Task brief |
Would you repeat the listing exactly but omit every picture?

::: Provided data :::

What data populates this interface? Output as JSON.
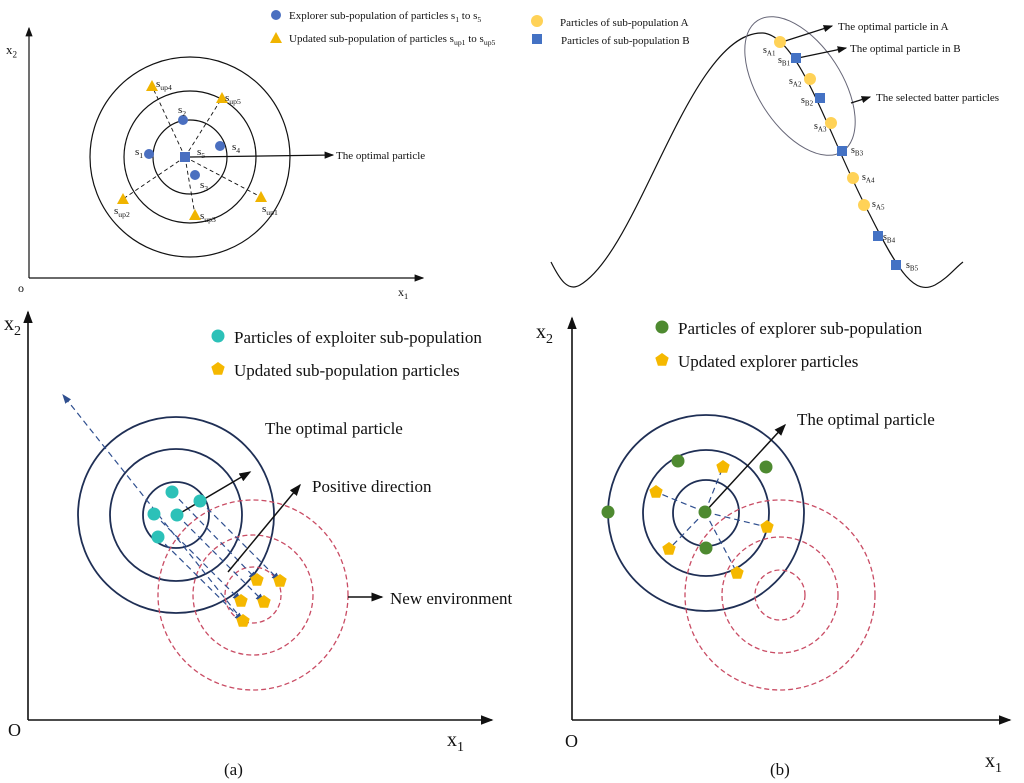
{
  "panel_top_left": {
    "axis_x": "x",
    "axis_x_sub": "1",
    "axis_y": "x",
    "axis_y_sub": "2",
    "origin": "o",
    "legend": [
      {
        "text": "Explorer sub-population of particles s",
        "sub1": "1",
        "mid": " to s",
        "sub2": "5"
      },
      {
        "text": "Updated sub-population of particles s",
        "sub1": "up1",
        "mid": " to s",
        "sub2": "up5"
      }
    ],
    "labels": [
      {
        "b": "s",
        "s": "1"
      },
      {
        "b": "s",
        "s": "2"
      },
      {
        "b": "s",
        "s": "3"
      },
      {
        "b": "s",
        "s": "4"
      },
      {
        "b": "s",
        "s": "5"
      },
      {
        "b": "s",
        "s": "up1"
      },
      {
        "b": "s",
        "s": "up2"
      },
      {
        "b": "s",
        "s": "up3"
      },
      {
        "b": "s",
        "s": "up4"
      },
      {
        "b": "s",
        "s": "up5"
      }
    ],
    "annotation": "The optimal particle",
    "colors": {
      "explorer": "#4a6fc0",
      "updated": "#f0b400"
    }
  },
  "panel_top_right": {
    "legend": [
      "Particles of  sub-population A",
      "Particles of  sub-population B"
    ],
    "labels": [
      {
        "b": "s",
        "s": "A1"
      },
      {
        "b": "s",
        "s": "B1"
      },
      {
        "b": "s",
        "s": "A2"
      },
      {
        "b": "s",
        "s": "B2"
      },
      {
        "b": "s",
        "s": "A3"
      },
      {
        "b": "s",
        "s": "B3"
      },
      {
        "b": "s",
        "s": "A4"
      },
      {
        "b": "s",
        "s": "A5"
      },
      {
        "b": "s",
        "s": "B4"
      },
      {
        "b": "s",
        "s": "B5"
      }
    ],
    "annotations": [
      "The optimal particle in A",
      "The optimal particle in B",
      "The selected batter particles"
    ],
    "colors": {
      "a": "#ffd257",
      "b": "#4472c4"
    }
  },
  "panel_a": {
    "caption": "(a)",
    "axis_x": "x",
    "axis_x_sub": "1",
    "axis_y": "x",
    "axis_y_sub": "2",
    "origin": "O",
    "legend": [
      "Particles of exploiter sub-population",
      "Updated sub-population particles"
    ],
    "annotations": [
      "The optimal particle",
      "Positive direction",
      "New environment"
    ],
    "colors": {
      "particle": "#2cc1b8",
      "updated": "#f5b800",
      "circle": "#1f2f55",
      "env": "#c94c64"
    }
  },
  "panel_b": {
    "caption": "(b)",
    "axis_x": "x",
    "axis_x_sub": "1",
    "axis_y": "x",
    "axis_y_sub": "2",
    "origin": "O",
    "legend": [
      "Particles of explorer sub-population",
      "Updated explorer particles"
    ],
    "annotations": [
      "The optimal particle"
    ],
    "colors": {
      "particle": "#4e8a30",
      "updated": "#f5b800"
    }
  }
}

:::

Solution |
What data populates this interface? Output as JSON.
{
  "panel_top_left": {
    "axis_x": "x",
    "axis_x_sub": "1",
    "axis_y": "x",
    "axis_y_sub": "2",
    "origin": "o",
    "legend": [
      {
        "text": "Explorer sub-population of particles s",
        "sub1": "1",
        "mid": " to s",
        "sub2": "5"
      },
      {
        "text": "Updated sub-population of particles s",
        "sub1": "up1",
        "mid": " to s",
        "sub2": "up5"
      }
    ],
    "labels": [
      {
        "b": "s",
        "s": "1"
      },
      {
        "b": "s",
        "s": "2"
      },
      {
        "b": "s",
        "s": "3"
      },
      {
        "b": "s",
        "s": "4"
      },
      {
        "b": "s",
        "s": "5"
      },
      {
        "b": "s",
        "s": "up1"
      },
      {
        "b": "s",
        "s": "up2"
      },
      {
        "b": "s",
        "s": "up3"
      },
      {
        "b": "s",
        "s": "up4"
      },
      {
        "b": "s",
        "s": "up5"
      }
    ],
    "annotation": "The optimal particle",
    "colors": {
      "explorer": "#4a6fc0",
      "updated": "#f0b400"
    }
  },
  "panel_top_right": {
    "legend": [
      "Particles of  sub-population A",
      "Particles of  sub-population B"
    ],
    "labels": [
      {
        "b": "s",
        "s": "A1"
      },
      {
        "b": "s",
        "s": "B1"
      },
      {
        "b": "s",
        "s": "A2"
      },
      {
        "b": "s",
        "s": "B2"
      },
      {
        "b": "s",
        "s": "A3"
      },
      {
        "b": "s",
        "s": "B3"
      },
      {
        "b": "s",
        "s": "A4"
      },
      {
        "b": "s",
        "s": "A5"
      },
      {
        "b": "s",
        "s": "B4"
      },
      {
        "b": "s",
        "s": "B5"
      }
    ],
    "annotations": [
      "The optimal particle in A",
      "The optimal particle in B",
      "The selected batter particles"
    ],
    "colors": {
      "a": "#ffd257",
      "b": "#4472c4"
    }
  },
  "panel_a": {
    "caption": "(a)",
    "axis_x": "x",
    "axis_x_sub": "1",
    "axis_y": "x",
    "axis_y_sub": "2",
    "origin": "O",
    "legend": [
      "Particles of exploiter sub-population",
      "Updated sub-population particles"
    ],
    "annotations": [
      "The optimal particle",
      "Positive direction",
      "New environment"
    ],
    "colors": {
      "particle": "#2cc1b8",
      "updated": "#f5b800",
      "circle": "#1f2f55",
      "env": "#c94c64"
    }
  },
  "panel_b": {
    "caption": "(b)",
    "axis_x": "x",
    "axis_x_sub": "1",
    "axis_y": "x",
    "axis_y_sub": "2",
    "origin": "O",
    "legend": [
      "Particles of explorer sub-population",
      "Updated explorer particles"
    ],
    "annotations": [
      "The optimal particle"
    ],
    "colors": {
      "particle": "#4e8a30",
      "updated": "#f5b800"
    }
  }
}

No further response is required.